--- Start DATA LINES ---

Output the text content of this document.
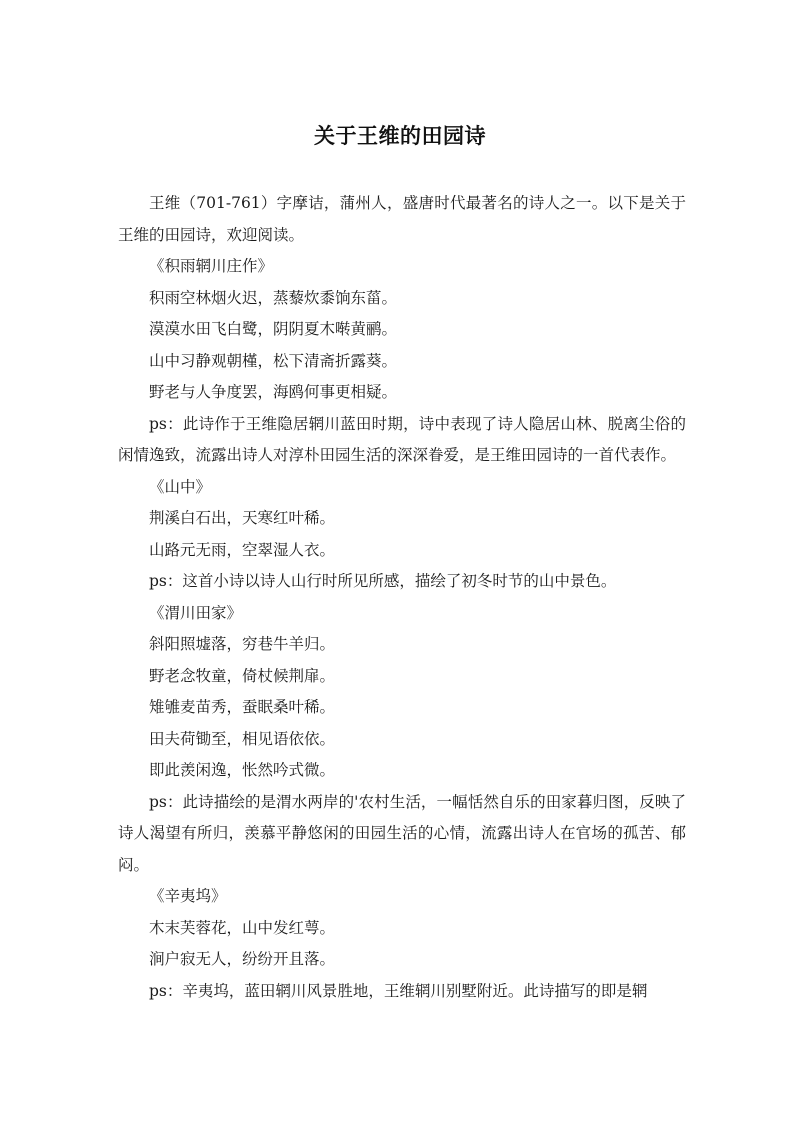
关于王维的田园诗

王维（701-761）字摩诘，蒲州人，盛唐时代最著名的诗人之一。以下是关于王维的田园诗，欢迎阅读。

《积雨辋川庄作》

积雨空林烟火迟，蒸藜炊黍饷东菑。

漠漠水田飞白鹭，阴阴夏木啭黄鹂。

山中习静观朝槿，松下清斋折露葵。

野老与人争度罢，海鸥何事更相疑。

ps：此诗作于王维隐居辋川蓝田时期，诗中表现了诗人隐居山林、脱离尘俗的闲情逸致，流露出诗人对淳朴田园生活的深深眷爱，是王维田园诗的一首代表作。

《山中》

荆溪白石出，天寒红叶稀。

山路元无雨，空翠湿人衣。

ps：这首小诗以诗人山行时所见所感，描绘了初冬时节的山中景色。

《渭川田家》

斜阳照墟落，穷巷牛羊归。

野老念牧童，倚杖候荆扉。

雉雊麦苗秀，蚕眠桑叶稀。

田夫荷锄至，相见语依依。

即此羡闲逸，怅然吟式微。

ps：此诗描绘的是渭水两岸的'农村生活，一幅恬然自乐的田家暮归图，反映了诗人渴望有所归，羡慕平静悠闲的田园生活的心情，流露出诗人在官场的孤苦、郁闷。

《辛夷坞》

木末芙蓉花，山中发红萼。

涧户寂无人，纷纷开且落。

ps：辛夷坞，蓝田辋川风景胜地，王维辋川别墅附近。此诗描写的即是辋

--- End DATA LINES ---

■ EXERCISE GOAL ■
Each record must be quoted in full and exactly. Do not include the pictures.

■ ANSWER FOR THE TASK ■
Output the text content of this document.
关于王维的田园诗

王维（701-761）字摩诘，蒲州人，盛唐时代最著名的诗人之一。以下是关于王维的田园诗，欢迎阅读。

《积雨辋川庄作》

积雨空林烟火迟，蒸藜炊黍饷东菑。

漠漠水田飞白鹭，阴阴夏木啭黄鹂。

山中习静观朝槿，松下清斋折露葵。

野老与人争度罢，海鸥何事更相疑。

ps：此诗作于王维隐居辋川蓝田时期，诗中表现了诗人隐居山林、脱离尘俗的闲情逸致，流露出诗人对淳朴田园生活的深深眷爱，是王维田园诗的一首代表作。

《山中》

荆溪白石出，天寒红叶稀。

山路元无雨，空翠湿人衣。

ps：这首小诗以诗人山行时所见所感，描绘了初冬时节的山中景色。

《渭川田家》

斜阳照墟落，穷巷牛羊归。

野老念牧童，倚杖候荆扉。

雉雊麦苗秀，蚕眠桑叶稀。

田夫荷锄至，相见语依依。

即此羡闲逸，怅然吟式微。

ps：此诗描绘的是渭水两岸的'农村生活，一幅恬然自乐的田家暮归图，反映了诗人渴望有所归，羡慕平静悠闲的田园生活的心情，流露出诗人在官场的孤苦、郁闷。

《辛夷坞》

木末芙蓉花，山中发红萼。

涧户寂无人，纷纷开且落。

ps：辛夷坞，蓝田辋川风景胜地，王维辋川别墅附近。此诗描写的即是辋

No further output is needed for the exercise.